#### Text segment
-------------------------

Skip to content

Multi-Variant Tests

Sometimes you want to test more than one variant at a time. expstats supports multi-variant testing with proper statistical adjustments.

When to Use Multi-Variant Tests

Good use cases: - Testing 2-3 different designs - Comparing multiple pricing options - Testing several copy variations

Bad use cases: - Testing 10+ variants (need too much traffic) - Testing unrelated changes (run separate tests)

Planning a Multi-Variant Test

Multi-variant tests need more sample size:

from expstats import conversion

# 2-variant test
plan_2 = conversion.sample_size(current_rate=5, lift_percent=10, num_variants=2)
print(f"2 variants: {plan_2.total_visitors:,} total")

# 3-variant test
plan_3 = conversion.sample_size(current_rate=5, lift_percent=10, num_variants=3)
print(f"3 variants: {plan_3.total_visitors:,} total")

# 4-variant test
plan_4 = conversion.sample_size(current_rate=5, lift_percent=10, num_variants=4)
print(f"4 variants: {plan_4.total_visitors:,} total")

Output:

2 variants: 62,468 total
3 variants: 108,702 total  (+74%)
4 variants: 157,872 total  (+153%)

Traffic Requirements

Each additional variant significantly increases the required sample size. Stick to 3-4 variants max.

Analyzing Conversion Rate Tests

Use Chi-square test for conversion rate multi-variant tests:

from expstats import conversion

result = conversion.analyze_multi(
    variants=[
        {"name": "control", "visitors": 10000, "conversions": 500},
        {"name": "red_button", "visitors": 10000, "conversions": 550},
        {"name": "green_button", "visitors": 10000, "conversions": 600},
        {"name": "blue_button", "visitors": 10000, "conversions": 480},
    ]
)

-------------------------

#### Dataset excerpt
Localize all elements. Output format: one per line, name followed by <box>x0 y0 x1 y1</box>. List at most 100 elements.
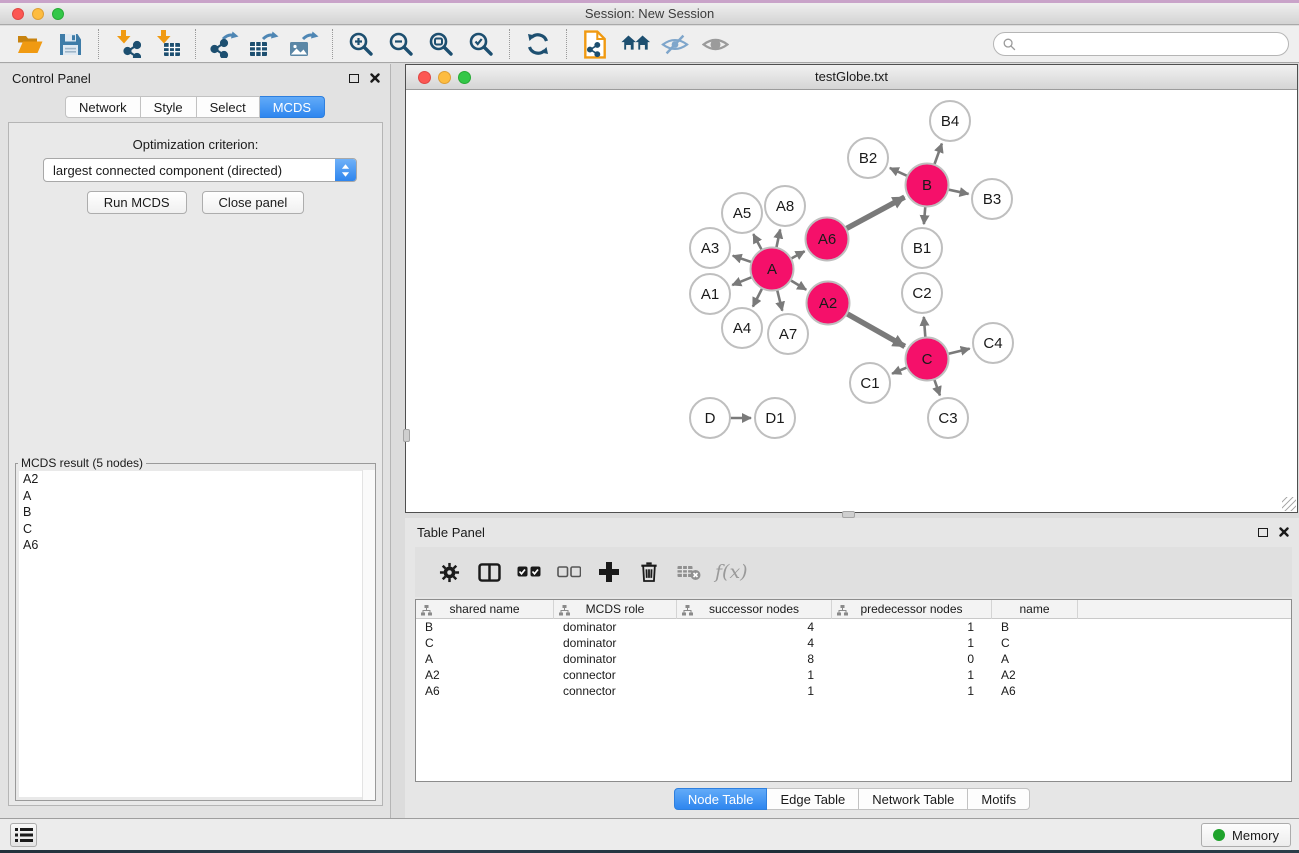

-------------------------

#### Your task
In the multi-variant testing guide, which statistical test is recommended for analyzing conversion rate tests?

#### Full response
The Chi-square test.